* begin MATERIAL TO PROCESS *
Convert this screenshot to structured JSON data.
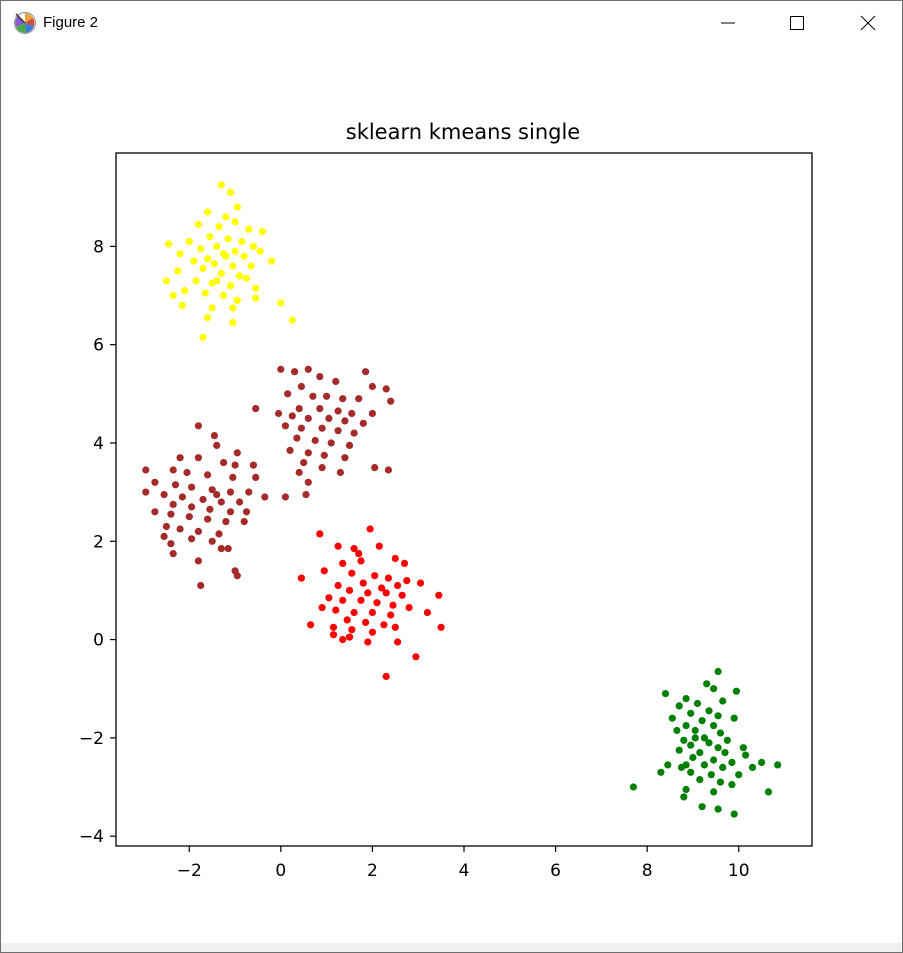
{
  "window": {
    "title": "Figure 2",
    "icons": {
      "app": "matplotlib-figure-icon",
      "minimize": "minimize-icon",
      "maximize": "maximize-icon",
      "close": "close-icon"
    }
  },
  "chart_data": {
    "type": "scatter",
    "title": "sklearn kmeans single",
    "xlabel": "",
    "ylabel": "",
    "xlim": [
      -3.6,
      11.6
    ],
    "ylim": [
      -4.2,
      9.9
    ],
    "xticks": [
      -2,
      0,
      2,
      4,
      6,
      8,
      10
    ],
    "xtick_labels": [
      "−2",
      "0",
      "2",
      "4",
      "6",
      "8",
      "10"
    ],
    "yticks": [
      -4,
      -2,
      0,
      2,
      4,
      6,
      8
    ],
    "ytick_labels": [
      "−4",
      "−2",
      "0",
      "2",
      "4",
      "6",
      "8"
    ],
    "grid": false,
    "legend": "none",
    "series": [
      {
        "color": "#ffff00",
        "points": [
          [
            -1.3,
            9.25
          ],
          [
            -1.1,
            9.1
          ],
          [
            -0.95,
            8.8
          ],
          [
            -1.6,
            8.7
          ],
          [
            -1.2,
            8.6
          ],
          [
            -1.0,
            8.5
          ],
          [
            -1.8,
            8.45
          ],
          [
            -1.35,
            8.4
          ],
          [
            -0.7,
            8.35
          ],
          [
            -0.4,
            8.3
          ],
          [
            -1.55,
            8.2
          ],
          [
            -1.15,
            8.15
          ],
          [
            -0.85,
            8.1
          ],
          [
            -2.0,
            8.1
          ],
          [
            -2.45,
            8.05
          ],
          [
            -1.4,
            8.0
          ],
          [
            -0.6,
            8.0
          ],
          [
            -1.75,
            7.95
          ],
          [
            -1.0,
            7.9
          ],
          [
            -0.45,
            7.9
          ],
          [
            -2.2,
            7.85
          ],
          [
            -1.25,
            7.85
          ],
          [
            -0.8,
            7.8
          ],
          [
            -1.6,
            7.75
          ],
          [
            -1.9,
            7.7
          ],
          [
            -0.2,
            7.7
          ],
          [
            -1.45,
            7.65
          ],
          [
            -1.05,
            7.6
          ],
          [
            -0.65,
            7.6
          ],
          [
            -1.7,
            7.55
          ],
          [
            -2.25,
            7.5
          ],
          [
            -1.3,
            7.45
          ],
          [
            -0.9,
            7.4
          ],
          [
            -2.5,
            7.3
          ],
          [
            -1.85,
            7.3
          ],
          [
            -1.5,
            7.25
          ],
          [
            -1.1,
            7.2
          ],
          [
            -0.55,
            7.15
          ],
          [
            -2.1,
            7.1
          ],
          [
            -1.65,
            7.05
          ],
          [
            -2.35,
            7.0
          ],
          [
            -1.25,
            7.0
          ],
          [
            -0.95,
            6.9
          ],
          [
            -0.55,
            6.95
          ],
          [
            0.0,
            6.85
          ],
          [
            -2.15,
            6.8
          ],
          [
            -1.5,
            6.75
          ],
          [
            -1.6,
            6.55
          ],
          [
            -1.05,
            6.75
          ],
          [
            -1.05,
            6.45
          ],
          [
            0.25,
            6.5
          ],
          [
            -1.7,
            6.15
          ],
          [
            -1.2,
            7.8
          ],
          [
            -1.4,
            7.3
          ],
          [
            -0.75,
            7.35
          ]
        ]
      },
      {
        "color": "#a52a2a",
        "points": [
          [
            0.0,
            5.5
          ],
          [
            0.3,
            5.45
          ],
          [
            0.6,
            5.5
          ],
          [
            0.85,
            5.35
          ],
          [
            1.2,
            5.25
          ],
          [
            1.85,
            5.45
          ],
          [
            2.0,
            5.15
          ],
          [
            2.3,
            5.1
          ],
          [
            0.45,
            5.15
          ],
          [
            0.15,
            5.0
          ],
          [
            0.7,
            4.95
          ],
          [
            1.0,
            4.95
          ],
          [
            1.35,
            4.9
          ],
          [
            1.7,
            4.9
          ],
          [
            2.4,
            4.85
          ],
          [
            -0.55,
            4.7
          ],
          [
            0.4,
            4.7
          ],
          [
            0.85,
            4.7
          ],
          [
            1.25,
            4.65
          ],
          [
            1.55,
            4.6
          ],
          [
            2.0,
            4.6
          ],
          [
            -0.05,
            4.6
          ],
          [
            0.25,
            4.55
          ],
          [
            0.6,
            4.5
          ],
          [
            1.05,
            4.5
          ],
          [
            1.4,
            4.45
          ],
          [
            1.8,
            4.4
          ],
          [
            0.1,
            4.35
          ],
          [
            0.45,
            4.3
          ],
          [
            0.9,
            4.3
          ],
          [
            1.25,
            4.25
          ],
          [
            1.6,
            4.2
          ],
          [
            0.35,
            4.1
          ],
          [
            0.75,
            4.05
          ],
          [
            1.1,
            4.0
          ],
          [
            1.5,
            3.95
          ],
          [
            0.2,
            3.85
          ],
          [
            0.6,
            3.8
          ],
          [
            0.95,
            3.75
          ],
          [
            1.4,
            3.7
          ],
          [
            0.5,
            3.6
          ],
          [
            0.9,
            3.5
          ],
          [
            0.4,
            3.4
          ],
          [
            1.3,
            3.4
          ],
          [
            2.05,
            3.5
          ],
          [
            2.35,
            3.45
          ],
          [
            0.6,
            3.2
          ],
          [
            0.55,
            2.95
          ],
          [
            0.1,
            2.9
          ],
          [
            -1.8,
            4.35
          ],
          [
            -1.45,
            4.15
          ],
          [
            -1.4,
            3.95
          ],
          [
            -0.95,
            3.8
          ],
          [
            -2.2,
            3.7
          ],
          [
            -1.8,
            3.7
          ],
          [
            -1.25,
            3.6
          ],
          [
            -1.0,
            3.55
          ],
          [
            -0.6,
            3.55
          ],
          [
            -2.95,
            3.45
          ],
          [
            -2.35,
            3.45
          ],
          [
            -2.05,
            3.4
          ],
          [
            -1.6,
            3.35
          ],
          [
            -1.05,
            3.3
          ],
          [
            -0.55,
            3.3
          ],
          [
            -2.75,
            3.2
          ],
          [
            -2.3,
            3.15
          ],
          [
            -1.95,
            3.1
          ],
          [
            -1.5,
            3.05
          ],
          [
            -1.1,
            3.0
          ],
          [
            -0.7,
            3.0
          ],
          [
            -2.95,
            3.0
          ],
          [
            -2.55,
            2.95
          ],
          [
            -2.15,
            2.9
          ],
          [
            -1.7,
            2.85
          ],
          [
            -1.3,
            2.8
          ],
          [
            -0.9,
            2.8
          ],
          [
            -0.35,
            2.9
          ],
          [
            -2.35,
            2.75
          ],
          [
            -1.95,
            2.7
          ],
          [
            -1.55,
            2.65
          ],
          [
            -1.1,
            2.6
          ],
          [
            -2.75,
            2.6
          ],
          [
            -2.4,
            2.55
          ],
          [
            -2.0,
            2.5
          ],
          [
            -1.6,
            2.45
          ],
          [
            -1.2,
            2.4
          ],
          [
            -0.8,
            2.4
          ],
          [
            -2.5,
            2.3
          ],
          [
            -2.2,
            2.25
          ],
          [
            -1.8,
            2.2
          ],
          [
            -1.35,
            2.15
          ],
          [
            -2.55,
            2.1
          ],
          [
            -1.95,
            2.05
          ],
          [
            -1.5,
            2.0
          ],
          [
            -2.4,
            1.95
          ],
          [
            -1.3,
            1.85
          ],
          [
            -1.15,
            1.85
          ],
          [
            -2.35,
            1.75
          ],
          [
            -1.8,
            1.6
          ],
          [
            -1.0,
            1.4
          ],
          [
            -0.95,
            1.3
          ],
          [
            -1.75,
            1.1
          ],
          [
            -0.75,
            2.6
          ],
          [
            -1.4,
            2.95
          ]
        ]
      },
      {
        "color": "#ff0000",
        "points": [
          [
            1.95,
            2.25
          ],
          [
            0.85,
            2.15
          ],
          [
            1.25,
            1.9
          ],
          [
            1.6,
            1.85
          ],
          [
            1.75,
            1.6
          ],
          [
            2.5,
            1.65
          ],
          [
            2.7,
            1.55
          ],
          [
            1.35,
            1.55
          ],
          [
            0.95,
            1.4
          ],
          [
            1.55,
            1.35
          ],
          [
            2.05,
            1.3
          ],
          [
            2.35,
            1.25
          ],
          [
            2.75,
            1.2
          ],
          [
            3.05,
            1.15
          ],
          [
            0.45,
            1.25
          ],
          [
            1.8,
            1.15
          ],
          [
            2.55,
            1.1
          ],
          [
            2.2,
            1.05
          ],
          [
            1.25,
            1.1
          ],
          [
            1.5,
            1.0
          ],
          [
            1.9,
            0.95
          ],
          [
            2.3,
            0.95
          ],
          [
            2.65,
            0.9
          ],
          [
            3.45,
            0.9
          ],
          [
            1.05,
            0.85
          ],
          [
            1.35,
            0.8
          ],
          [
            1.75,
            0.8
          ],
          [
            2.1,
            0.75
          ],
          [
            2.45,
            0.7
          ],
          [
            2.8,
            0.65
          ],
          [
            0.9,
            0.65
          ],
          [
            1.2,
            0.6
          ],
          [
            1.6,
            0.55
          ],
          [
            2.0,
            0.55
          ],
          [
            2.4,
            0.5
          ],
          [
            3.2,
            0.55
          ],
          [
            1.45,
            0.4
          ],
          [
            1.85,
            0.35
          ],
          [
            2.25,
            0.3
          ],
          [
            0.65,
            0.3
          ],
          [
            1.15,
            0.25
          ],
          [
            1.55,
            0.2
          ],
          [
            2.0,
            0.15
          ],
          [
            2.5,
            0.25
          ],
          [
            3.5,
            0.25
          ],
          [
            1.5,
            0.05
          ],
          [
            1.35,
            0.0
          ],
          [
            1.9,
            -0.05
          ],
          [
            2.55,
            -0.05
          ],
          [
            1.15,
            0.1
          ],
          [
            2.95,
            -0.35
          ],
          [
            2.3,
            -0.75
          ],
          [
            1.7,
            1.75
          ],
          [
            2.15,
            1.9
          ]
        ]
      },
      {
        "color": "#008000",
        "points": [
          [
            9.55,
            -0.65
          ],
          [
            9.3,
            -0.9
          ],
          [
            9.45,
            -1.0
          ],
          [
            9.95,
            -1.05
          ],
          [
            8.4,
            -1.1
          ],
          [
            8.85,
            -1.2
          ],
          [
            9.65,
            -1.25
          ],
          [
            9.1,
            -1.3
          ],
          [
            8.7,
            -1.35
          ],
          [
            9.35,
            -1.45
          ],
          [
            8.95,
            -1.5
          ],
          [
            9.55,
            -1.55
          ],
          [
            8.55,
            -1.6
          ],
          [
            9.2,
            -1.65
          ],
          [
            9.9,
            -1.6
          ],
          [
            8.85,
            -1.75
          ],
          [
            9.45,
            -1.75
          ],
          [
            9.05,
            -1.85
          ],
          [
            9.6,
            -1.9
          ],
          [
            8.65,
            -1.85
          ],
          [
            9.25,
            -2.0
          ],
          [
            9.75,
            -2.05
          ],
          [
            8.8,
            -2.05
          ],
          [
            9.35,
            -2.1
          ],
          [
            8.95,
            -2.15
          ],
          [
            9.55,
            -2.2
          ],
          [
            10.1,
            -2.2
          ],
          [
            8.7,
            -2.25
          ],
          [
            9.15,
            -2.3
          ],
          [
            9.7,
            -2.3
          ],
          [
            9.0,
            -2.4
          ],
          [
            9.45,
            -2.45
          ],
          [
            9.85,
            -2.5
          ],
          [
            10.5,
            -2.5
          ],
          [
            8.45,
            -2.55
          ],
          [
            8.85,
            -2.55
          ],
          [
            9.25,
            -2.55
          ],
          [
            9.65,
            -2.6
          ],
          [
            10.3,
            -2.6
          ],
          [
            10.85,
            -2.55
          ],
          [
            8.95,
            -2.7
          ],
          [
            9.4,
            -2.75
          ],
          [
            10.0,
            -2.75
          ],
          [
            8.3,
            -2.7
          ],
          [
            9.15,
            -2.85
          ],
          [
            9.6,
            -2.9
          ],
          [
            9.85,
            -2.95
          ],
          [
            8.85,
            -3.05
          ],
          [
            9.45,
            -3.1
          ],
          [
            8.8,
            -3.2
          ],
          [
            10.65,
            -3.1
          ],
          [
            9.2,
            -3.4
          ],
          [
            9.55,
            -3.45
          ],
          [
            9.9,
            -3.55
          ],
          [
            7.7,
            -3.0
          ],
          [
            10.15,
            -2.35
          ],
          [
            9.05,
            -2.0
          ],
          [
            8.75,
            -2.6
          ]
        ]
      }
    ]
  }
}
* end MATERIAL TO PROCESS *
EXERCISE PROMPT
Respond with nothing but the number of lines in the entries that contain the string "title".

CORRECT ANSWER
2